[PROBLEM DETAILS]
Retype each entry below exactly as it stands.

Records from a collection:
--- Start ---

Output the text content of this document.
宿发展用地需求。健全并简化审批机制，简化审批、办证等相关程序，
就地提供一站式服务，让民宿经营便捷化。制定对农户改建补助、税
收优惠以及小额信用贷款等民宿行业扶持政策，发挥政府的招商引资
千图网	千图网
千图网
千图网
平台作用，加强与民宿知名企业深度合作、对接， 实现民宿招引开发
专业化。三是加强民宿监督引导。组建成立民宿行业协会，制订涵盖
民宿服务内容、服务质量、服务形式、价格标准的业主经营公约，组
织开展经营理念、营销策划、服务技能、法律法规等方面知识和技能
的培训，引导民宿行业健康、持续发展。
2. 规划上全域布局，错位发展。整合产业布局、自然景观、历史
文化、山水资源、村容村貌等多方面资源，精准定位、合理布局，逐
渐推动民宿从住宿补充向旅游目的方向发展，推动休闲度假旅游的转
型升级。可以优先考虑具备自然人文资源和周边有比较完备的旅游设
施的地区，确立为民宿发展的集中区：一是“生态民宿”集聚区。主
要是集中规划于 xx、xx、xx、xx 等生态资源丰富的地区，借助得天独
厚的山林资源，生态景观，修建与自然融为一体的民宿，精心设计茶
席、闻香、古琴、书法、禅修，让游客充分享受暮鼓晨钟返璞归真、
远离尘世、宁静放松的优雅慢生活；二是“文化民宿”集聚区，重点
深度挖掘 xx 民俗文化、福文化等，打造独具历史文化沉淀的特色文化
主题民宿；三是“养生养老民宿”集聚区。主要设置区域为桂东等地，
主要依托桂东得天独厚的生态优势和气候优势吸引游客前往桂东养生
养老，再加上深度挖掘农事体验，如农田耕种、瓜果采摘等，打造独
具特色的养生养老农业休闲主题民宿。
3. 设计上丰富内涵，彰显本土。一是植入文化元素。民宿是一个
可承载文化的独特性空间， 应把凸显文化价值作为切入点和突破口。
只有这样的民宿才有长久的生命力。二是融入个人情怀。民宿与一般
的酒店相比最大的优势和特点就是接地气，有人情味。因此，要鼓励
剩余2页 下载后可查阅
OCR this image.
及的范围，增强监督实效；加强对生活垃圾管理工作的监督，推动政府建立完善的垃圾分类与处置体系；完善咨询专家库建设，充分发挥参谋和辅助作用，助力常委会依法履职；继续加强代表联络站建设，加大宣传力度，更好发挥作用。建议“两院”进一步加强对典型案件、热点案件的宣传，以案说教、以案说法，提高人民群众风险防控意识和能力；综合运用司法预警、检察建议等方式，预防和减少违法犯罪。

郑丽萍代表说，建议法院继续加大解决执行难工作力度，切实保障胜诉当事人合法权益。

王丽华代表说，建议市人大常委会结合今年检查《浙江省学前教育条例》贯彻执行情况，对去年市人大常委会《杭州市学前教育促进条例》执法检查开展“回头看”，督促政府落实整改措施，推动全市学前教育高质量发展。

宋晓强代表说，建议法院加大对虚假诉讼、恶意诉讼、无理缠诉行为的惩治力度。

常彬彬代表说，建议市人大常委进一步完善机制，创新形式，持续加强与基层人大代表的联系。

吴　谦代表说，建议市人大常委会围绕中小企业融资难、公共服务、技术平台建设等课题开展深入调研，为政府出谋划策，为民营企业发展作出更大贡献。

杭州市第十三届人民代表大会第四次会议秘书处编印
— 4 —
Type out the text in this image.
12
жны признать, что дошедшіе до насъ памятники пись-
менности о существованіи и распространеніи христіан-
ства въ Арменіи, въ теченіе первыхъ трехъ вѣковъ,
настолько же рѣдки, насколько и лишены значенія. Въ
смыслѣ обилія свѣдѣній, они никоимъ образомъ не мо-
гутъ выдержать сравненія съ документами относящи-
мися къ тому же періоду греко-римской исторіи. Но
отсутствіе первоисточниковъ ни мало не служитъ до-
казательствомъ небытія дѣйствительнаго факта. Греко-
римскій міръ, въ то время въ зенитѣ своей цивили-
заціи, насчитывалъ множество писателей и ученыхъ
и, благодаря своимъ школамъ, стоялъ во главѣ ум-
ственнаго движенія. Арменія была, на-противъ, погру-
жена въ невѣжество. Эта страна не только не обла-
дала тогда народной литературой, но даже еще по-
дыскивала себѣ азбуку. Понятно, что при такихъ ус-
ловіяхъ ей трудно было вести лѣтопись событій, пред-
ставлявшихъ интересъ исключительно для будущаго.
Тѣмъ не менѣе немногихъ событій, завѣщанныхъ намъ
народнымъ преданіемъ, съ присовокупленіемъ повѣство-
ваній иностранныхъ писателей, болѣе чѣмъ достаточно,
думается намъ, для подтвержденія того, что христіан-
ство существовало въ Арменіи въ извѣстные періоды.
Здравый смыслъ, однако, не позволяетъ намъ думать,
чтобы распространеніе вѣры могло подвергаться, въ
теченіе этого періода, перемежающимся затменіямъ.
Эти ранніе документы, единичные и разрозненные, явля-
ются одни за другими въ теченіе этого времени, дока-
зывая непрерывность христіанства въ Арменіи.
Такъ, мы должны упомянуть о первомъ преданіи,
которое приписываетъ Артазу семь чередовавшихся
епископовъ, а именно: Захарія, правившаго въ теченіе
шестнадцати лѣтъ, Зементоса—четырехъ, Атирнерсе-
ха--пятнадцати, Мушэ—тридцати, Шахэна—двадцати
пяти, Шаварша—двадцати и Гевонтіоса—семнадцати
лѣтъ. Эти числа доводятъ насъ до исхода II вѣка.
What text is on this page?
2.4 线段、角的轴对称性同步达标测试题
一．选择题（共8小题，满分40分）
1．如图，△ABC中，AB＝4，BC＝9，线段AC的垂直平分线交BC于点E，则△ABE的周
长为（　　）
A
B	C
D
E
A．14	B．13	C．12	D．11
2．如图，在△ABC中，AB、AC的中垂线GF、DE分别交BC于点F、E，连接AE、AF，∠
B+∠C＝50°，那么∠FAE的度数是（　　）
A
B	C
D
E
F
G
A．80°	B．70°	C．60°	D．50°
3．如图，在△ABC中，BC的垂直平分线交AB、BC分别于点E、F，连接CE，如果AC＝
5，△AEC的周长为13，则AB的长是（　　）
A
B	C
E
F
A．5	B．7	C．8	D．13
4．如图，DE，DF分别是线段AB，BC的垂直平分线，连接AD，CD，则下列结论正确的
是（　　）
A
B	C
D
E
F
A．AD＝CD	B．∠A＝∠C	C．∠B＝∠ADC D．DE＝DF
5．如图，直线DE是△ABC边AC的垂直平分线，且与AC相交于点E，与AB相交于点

--- End ---

[OUTPUT FOR THIS EXERCISE]
Output the text content of this document.
宿发展用地需求。健全并简化审批机制，简化审批、办证等相关程序，
就地提供一站式服务，让民宿经营便捷化。制定对农户改建补助、税
收优惠以及小额信用贷款等民宿行业扶持政策，发挥政府的招商引资
千图网	千图网
千图网
千图网
平台作用，加强与民宿知名企业深度合作、对接， 实现民宿招引开发
专业化。三是加强民宿监督引导。组建成立民宿行业协会，制订涵盖
民宿服务内容、服务质量、服务形式、价格标准的业主经营公约，组
织开展经营理念、营销策划、服务技能、法律法规等方面知识和技能
的培训，引导民宿行业健康、持续发展。
2. 规划上全域布局，错位发展。整合产业布局、自然景观、历史
文化、山水资源、村容村貌等多方面资源，精准定位、合理布局，逐
渐推动民宿从住宿补充向旅游目的方向发展，推动休闲度假旅游的转
型升级。可以优先考虑具备自然人文资源和周边有比较完备的旅游设
施的地区，确立为民宿发展的集中区：一是“生态民宿”集聚区。主
要是集中规划于 xx、xx、xx、xx 等生态资源丰富的地区，借助得天独
厚的山林资源，生态景观，修建与自然融为一体的民宿，精心设计茶
席、闻香、古琴、书法、禅修，让游客充分享受暮鼓晨钟返璞归真、
远离尘世、宁静放松的优雅慢生活；二是“文化民宿”集聚区，重点
深度挖掘 xx 民俗文化、福文化等，打造独具历史文化沉淀的特色文化
主题民宿；三是“养生养老民宿”集聚区。主要设置区域为桂东等地，
主要依托桂东得天独厚的生态优势和气候优势吸引游客前往桂东养生
养老，再加上深度挖掘农事体验，如农田耕种、瓜果采摘等，打造独
具特色的养生养老农业休闲主题民宿。
3. 设计上丰富内涵，彰显本土。一是植入文化元素。民宿是一个
可承载文化的独特性空间， 应把凸显文化价值作为切入点和突破口。
只有这样的民宿才有长久的生命力。二是融入个人情怀。民宿与一般
的酒店相比最大的优势和特点就是接地气，有人情味。因此，要鼓励
剩余2页 下载后可查阅
OCR this image.
及的范围，增强监督实效；加强对生活垃圾管理工作的监督，推动政府建立完善的垃圾分类与处置体系；完善咨询专家库建设，充分发挥参谋和辅助作用，助力常委会依法履职；继续加强代表联络站建设，加大宣传力度，更好发挥作用。建议“两院”进一步加强对典型案件、热点案件的宣传，以案说教、以案说法，提高人民群众风险防控意识和能力；综合运用司法预警、检察建议等方式，预防和减少违法犯罪。

郑丽萍代表说，建议法院继续加大解决执行难工作力度，切实保障胜诉当事人合法权益。

王丽华代表说，建议市人大常委会结合今年检查《浙江省学前教育条例》贯彻执行情况，对去年市人大常委会《杭州市学前教育促进条例》执法检查开展“回头看”，督促政府落实整改措施，推动全市学前教育高质量发展。

宋晓强代表说，建议法院加大对虚假诉讼、恶意诉讼、无理缠诉行为的惩治力度。

常彬彬代表说，建议市人大常委进一步完善机制，创新形式，持续加强与基层人大代表的联系。

吴　谦代表说，建议市人大常委会围绕中小企业融资难、公共服务、技术平台建设等课题开展深入调研，为政府出谋划策，为民营企业发展作出更大贡献。

杭州市第十三届人民代表大会第四次会议秘书处编印
— 4 —
Type out the text in this image.
12
жны признать, что дошедшіе до насъ памятники пись-
менности о существованіи и распространеніи христіан-
ства въ Арменіи, въ теченіе первыхъ трехъ вѣковъ,
настолько же рѣдки, насколько и лишены значенія. Въ
смыслѣ обилія свѣдѣній, они никоимъ образомъ не мо-
гутъ выдержать сравненія съ документами относящи-
мися къ тому же періоду греко-римской исторіи. Но
отсутствіе первоисточниковъ ни мало не служитъ до-
казательствомъ небытія дѣйствительнаго факта. Греко-
римскій міръ, въ то время въ зенитѣ своей цивили-
заціи, насчитывалъ множество писателей и ученыхъ
и, благодаря своимъ школамъ, стоялъ во главѣ ум-
ственнаго движенія. Арменія была, на-противъ, погру-
жена въ невѣжество. Эта страна не только не обла-
дала тогда народной литературой, но даже еще по-
дыскивала себѣ азбуку. Понятно, что при такихъ ус-
ловіяхъ ей трудно было вести лѣтопись событій, пред-
ставлявшихъ интересъ исключительно для будущаго.
Тѣмъ не менѣе немногихъ событій, завѣщанныхъ намъ
народнымъ преданіемъ, съ присовокупленіемъ повѣство-
ваній иностранныхъ писателей, болѣе чѣмъ достаточно,
думается намъ, для подтвержденія того, что христіан-
ство существовало въ Арменіи въ извѣстные періоды.
Здравый смыслъ, однако, не позволяетъ намъ думать,
чтобы распространеніе вѣры могло подвергаться, въ
теченіе этого періода, перемежающимся затменіямъ.
Эти ранніе документы, единичные и разрозненные, явля-
ются одни за другими въ теченіе этого времени, дока-
зывая непрерывность христіанства въ Арменіи.
Такъ, мы должны упомянуть о первомъ преданіи,
которое приписываетъ Артазу семь чередовавшихся
епископовъ, а именно: Захарія, правившаго въ теченіе
шестнадцати лѣтъ, Зементоса—четырехъ, Атирнерсе-
ха--пятнадцати, Мушэ—тридцати, Шахэна—двадцати
пяти, Шаварша—двадцати и Гевонтіоса—семнадцати
лѣтъ. Эти числа доводятъ насъ до исхода II вѣка.
What text is on this page?
2.4 线段、角的轴对称性同步达标测试题
一．选择题（共8小题，满分40分）
1．如图，△ABC中，AB＝4，BC＝9，线段AC的垂直平分线交BC于点E，则△ABE的周
长为（　　）
A
B	C
D
E
A．14	B．13	C．12	D．11
2．如图，在△ABC中，AB、AC的中垂线GF、DE分别交BC于点F、E，连接AE、AF，∠
B+∠C＝50°，那么∠FAE的度数是（　　）
A
B	C
D
E
F
G
A．80°	B．70°	C．60°	D．50°
3．如图，在△ABC中，BC的垂直平分线交AB、BC分别于点E、F，连接CE，如果AC＝
5，△AEC的周长为13，则AB的长是（　　）
A
B	C
E
F
A．5	B．7	C．8	D．13
4．如图，DE，DF分别是线段AB，BC的垂直平分线，连接AD，CD，则下列结论正确的
是（　　）
A
B	C
D
E
F
A．AD＝CD	B．∠A＝∠C	C．∠B＝∠ADC D．DE＝DF
5．如图，直线DE是△ABC边AC的垂直平分线，且与AC相交于点E，与AB相交于点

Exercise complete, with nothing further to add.